Exercise: Copy the lines that follow, keeping every character the same.
[START]
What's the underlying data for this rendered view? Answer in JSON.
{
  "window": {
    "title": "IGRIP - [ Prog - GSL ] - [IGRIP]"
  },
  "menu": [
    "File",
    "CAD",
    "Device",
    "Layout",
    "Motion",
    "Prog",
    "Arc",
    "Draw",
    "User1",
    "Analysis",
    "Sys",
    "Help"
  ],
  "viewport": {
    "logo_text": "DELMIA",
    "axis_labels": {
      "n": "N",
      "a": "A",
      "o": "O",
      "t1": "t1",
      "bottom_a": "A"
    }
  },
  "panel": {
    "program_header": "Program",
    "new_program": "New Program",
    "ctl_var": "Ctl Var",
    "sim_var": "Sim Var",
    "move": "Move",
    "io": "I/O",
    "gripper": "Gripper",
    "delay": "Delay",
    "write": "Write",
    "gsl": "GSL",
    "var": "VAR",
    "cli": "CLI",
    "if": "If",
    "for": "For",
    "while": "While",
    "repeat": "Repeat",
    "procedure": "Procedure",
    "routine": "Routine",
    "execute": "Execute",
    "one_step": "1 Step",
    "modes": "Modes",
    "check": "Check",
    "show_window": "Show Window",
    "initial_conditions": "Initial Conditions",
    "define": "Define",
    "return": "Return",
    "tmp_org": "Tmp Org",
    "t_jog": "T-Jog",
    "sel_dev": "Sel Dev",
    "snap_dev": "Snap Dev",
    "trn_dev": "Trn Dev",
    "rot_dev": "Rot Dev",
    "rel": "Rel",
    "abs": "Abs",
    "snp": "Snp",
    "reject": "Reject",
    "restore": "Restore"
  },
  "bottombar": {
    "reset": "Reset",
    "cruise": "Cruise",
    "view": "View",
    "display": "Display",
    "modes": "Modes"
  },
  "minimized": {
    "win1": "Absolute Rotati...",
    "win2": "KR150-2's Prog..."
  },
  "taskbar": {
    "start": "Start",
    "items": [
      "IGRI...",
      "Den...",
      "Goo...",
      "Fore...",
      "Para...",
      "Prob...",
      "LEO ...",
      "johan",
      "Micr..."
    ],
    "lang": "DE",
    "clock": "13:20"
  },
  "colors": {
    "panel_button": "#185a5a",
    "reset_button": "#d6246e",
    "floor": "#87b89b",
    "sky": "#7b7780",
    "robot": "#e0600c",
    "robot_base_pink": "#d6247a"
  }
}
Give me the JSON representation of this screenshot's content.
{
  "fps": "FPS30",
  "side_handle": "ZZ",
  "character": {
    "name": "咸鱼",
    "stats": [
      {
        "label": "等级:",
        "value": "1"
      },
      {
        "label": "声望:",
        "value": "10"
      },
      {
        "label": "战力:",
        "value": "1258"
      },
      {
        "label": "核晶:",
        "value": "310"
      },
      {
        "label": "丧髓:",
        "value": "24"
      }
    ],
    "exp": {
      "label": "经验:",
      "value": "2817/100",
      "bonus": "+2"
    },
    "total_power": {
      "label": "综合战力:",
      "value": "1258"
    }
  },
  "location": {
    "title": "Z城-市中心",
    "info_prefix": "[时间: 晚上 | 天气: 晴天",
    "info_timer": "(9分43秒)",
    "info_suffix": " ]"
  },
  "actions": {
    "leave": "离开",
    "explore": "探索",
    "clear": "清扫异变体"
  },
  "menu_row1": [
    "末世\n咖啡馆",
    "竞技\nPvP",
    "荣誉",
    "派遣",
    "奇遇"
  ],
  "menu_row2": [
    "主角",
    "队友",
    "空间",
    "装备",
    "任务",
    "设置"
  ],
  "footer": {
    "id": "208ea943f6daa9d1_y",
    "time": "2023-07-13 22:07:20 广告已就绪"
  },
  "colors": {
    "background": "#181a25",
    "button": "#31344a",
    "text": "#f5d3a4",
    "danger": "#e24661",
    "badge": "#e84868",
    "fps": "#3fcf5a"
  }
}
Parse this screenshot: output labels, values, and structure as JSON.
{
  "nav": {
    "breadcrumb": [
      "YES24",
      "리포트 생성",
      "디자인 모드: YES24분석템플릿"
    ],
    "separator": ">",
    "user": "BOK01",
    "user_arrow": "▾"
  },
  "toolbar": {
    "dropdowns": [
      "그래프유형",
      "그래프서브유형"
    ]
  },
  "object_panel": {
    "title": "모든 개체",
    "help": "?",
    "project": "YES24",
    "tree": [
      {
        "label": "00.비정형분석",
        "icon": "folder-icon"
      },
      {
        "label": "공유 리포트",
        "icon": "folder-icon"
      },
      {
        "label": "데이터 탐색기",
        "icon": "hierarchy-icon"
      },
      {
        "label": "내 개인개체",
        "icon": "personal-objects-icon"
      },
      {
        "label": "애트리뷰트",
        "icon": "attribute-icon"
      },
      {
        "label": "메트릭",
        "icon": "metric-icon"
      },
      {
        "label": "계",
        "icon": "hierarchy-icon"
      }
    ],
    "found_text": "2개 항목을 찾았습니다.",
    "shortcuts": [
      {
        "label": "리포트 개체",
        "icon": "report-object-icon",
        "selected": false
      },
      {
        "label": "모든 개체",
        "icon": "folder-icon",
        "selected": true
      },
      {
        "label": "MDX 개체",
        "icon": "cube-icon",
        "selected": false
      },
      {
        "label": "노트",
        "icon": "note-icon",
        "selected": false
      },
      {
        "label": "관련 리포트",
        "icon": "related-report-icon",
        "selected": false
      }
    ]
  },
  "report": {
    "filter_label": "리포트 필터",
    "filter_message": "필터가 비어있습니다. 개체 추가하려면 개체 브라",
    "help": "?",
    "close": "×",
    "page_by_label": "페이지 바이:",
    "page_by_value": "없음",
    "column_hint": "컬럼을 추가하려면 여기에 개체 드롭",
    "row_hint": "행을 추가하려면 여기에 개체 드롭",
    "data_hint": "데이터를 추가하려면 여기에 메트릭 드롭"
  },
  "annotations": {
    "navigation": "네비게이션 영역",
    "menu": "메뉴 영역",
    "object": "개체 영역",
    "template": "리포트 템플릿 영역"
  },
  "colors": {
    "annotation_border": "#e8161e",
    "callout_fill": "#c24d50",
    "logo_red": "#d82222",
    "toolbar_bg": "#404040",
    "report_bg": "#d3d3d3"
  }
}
[END]
Correct answer:
What's the underlying data for this rendered view? Answer in JSON.
{
  "window": {
    "title": "IGRIP - [ Prog - GSL ] - [IGRIP]"
  },
  "menu": [
    "File",
    "CAD",
    "Device",
    "Layout",
    "Motion",
    "Prog",
    "Arc",
    "Draw",
    "User1",
    "Analysis",
    "Sys",
    "Help"
  ],
  "viewport": {
    "logo_text": "DELMIA",
    "axis_labels": {
      "n": "N",
      "a": "A",
      "o": "O",
      "t1": "t1",
      "bottom_a": "A"
    }
  },
  "panel": {
    "program_header": "Program",
    "new_program": "New Program",
    "ctl_var": "Ctl Var",
    "sim_var": "Sim Var",
    "move": "Move",
    "io": "I/O",
    "gripper": "Gripper",
    "delay": "Delay",
    "write": "Write",
    "gsl": "GSL",
    "var": "VAR",
    "cli": "CLI",
    "if": "If",
    "for": "For",
    "while": "While",
    "repeat": "Repeat",
    "procedure": "Procedure",
    "routine": "Routine",
    "execute": "Execute",
    "one_step": "1 Step",
    "modes": "Modes",
    "check": "Check",
    "show_window": "Show Window",
    "initial_conditions": "Initial Conditions",
    "define": "Define",
    "return": "Return",
    "tmp_org": "Tmp Org",
    "t_jog": "T-Jog",
    "sel_dev": "Sel Dev",
    "snap_dev": "Snap Dev",
    "trn_dev": "Trn Dev",
    "rot_dev": "Rot Dev",
    "rel": "Rel",
    "abs": "Abs",
    "snp": "Snp",
    "reject": "Reject",
    "restore": "Restore"
  },
  "bottombar": {
    "reset": "Reset",
    "cruise": "Cruise",
    "view": "View",
    "display": "Display",
    "modes": "Modes"
  },
  "minimized": {
    "win1": "Absolute Rotati...",
    "win2": "KR150-2's Prog..."
  },
  "taskbar": {
    "start": "Start",
    "items": [
      "IGRI...",
      "Den...",
      "Goo...",
      "Fore...",
      "Para...",
      "Prob...",
      "LEO ...",
      "johan",
      "Micr..."
    ],
    "lang": "DE",
    "clock": "13:20"
  },
  "colors": {
    "panel_button": "#185a5a",
    "reset_button": "#d6246e",
    "floor": "#87b89b",
    "sky": "#7b7780",
    "robot": "#e0600c",
    "robot_base_pink": "#d6247a"
  }
}
Give me the JSON representation of this screenshot's content.
{
  "fps": "FPS30",
  "side_handle": "ZZ",
  "character": {
    "name": "咸鱼",
    "stats": [
      {
        "label": "等级:",
        "value": "1"
      },
      {
        "label": "声望:",
        "value": "10"
      },
      {
        "label": "战力:",
        "value": "1258"
      },
      {
        "label": "核晶:",
        "value": "310"
      },
      {
        "label": "丧髓:",
        "value": "24"
      }
    ],
    "exp": {
      "label": "经验:",
      "value": "2817/100",
      "bonus": "+2"
    },
    "total_power": {
      "label": "综合战力:",
      "value": "1258"
    }
  },
  "location": {
    "title": "Z城-市中心",
    "info_prefix": "[时间: 晚上 | 天气: 晴天",
    "info_timer": "(9分43秒)",
    "info_suffix": " ]"
  },
  "actions": {
    "leave": "离开",
    "explore": "探索",
    "clear": "清扫异变体"
  },
  "menu_row1": [
    "末世\n咖啡馆",
    "竞技\nPvP",
    "荣誉",
    "派遣",
    "奇遇"
  ],
  "menu_row2": [
    "主角",
    "队友",
    "空间",
    "装备",
    "任务",
    "设置"
  ],
  "footer": {
    "id": "208ea943f6daa9d1_y",
    "time": "2023-07-13 22:07:20 广告已就绪"
  },
  "colors": {
    "background": "#181a25",
    "button": "#31344a",
    "text": "#f5d3a4",
    "danger": "#e24661",
    "badge": "#e84868",
    "fps": "#3fcf5a"
  }
}
Parse this screenshot: output labels, values, and structure as JSON.
{
  "nav": {
    "breadcrumb": [
      "YES24",
      "리포트 생성",
      "디자인 모드: YES24분석템플릿"
    ],
    "separator": ">",
    "user": "BOK01",
    "user_arrow": "▾"
  },
  "toolbar": {
    "dropdowns": [
      "그래프유형",
      "그래프서브유형"
    ]
  },
  "object_panel": {
    "title": "모든 개체",
    "help": "?",
    "project": "YES24",
    "tree": [
      {
        "label": "00.비정형분석",
        "icon": "folder-icon"
      },
      {
        "label": "공유 리포트",
        "icon": "folder-icon"
      },
      {
        "label": "데이터 탐색기",
        "icon": "hierarchy-icon"
      },
      {
        "label": "내 개인개체",
        "icon": "personal-objects-icon"
      },
      {
        "label": "애트리뷰트",
        "icon": "attribute-icon"
      },
      {
        "label": "메트릭",
        "icon": "metric-icon"
      },
      {
        "label": "계",
        "icon": "hierarchy-icon"
      }
    ],
    "found_text": "2개 항목을 찾았습니다.",
    "shortcuts": [
      {
        "label": "리포트 개체",
        "icon": "report-object-icon",
        "selected": false
      },
      {
        "label": "모든 개체",
        "icon": "folder-icon",
        "selected": true
      },
      {
        "label": "MDX 개체",
        "icon": "cube-icon",
        "selected": false
      },
      {
        "label": "노트",
        "icon": "note-icon",
        "selected": false
      },
      {
        "label": "관련 리포트",
        "icon": "related-report-icon",
        "selected": false
      }
    ]
  },
  "report": {
    "filter_label": "리포트 필터",
    "filter_message": "필터가 비어있습니다. 개체 추가하려면 개체 브라",
    "help": "?",
    "close": "×",
    "page_by_label": "페이지 바이:",
    "page_by_value": "없음",
    "column_hint": "컬럼을 추가하려면 여기에 개체 드롭",
    "row_hint": "행을 추가하려면 여기에 개체 드롭",
    "data_hint": "데이터를 추가하려면 여기에 메트릭 드롭"
  },
  "annotations": {
    "navigation": "네비게이션 영역",
    "menu": "메뉴 영역",
    "object": "개체 영역",
    "template": "리포트 템플릿 영역"
  },
  "colors": {
    "annotation_border": "#e8161e",
    "callout_fill": "#c24d50",
    "logo_red": "#d82222",
    "toolbar_bg": "#404040",
    "report_bg": "#d3d3d3"
  }
}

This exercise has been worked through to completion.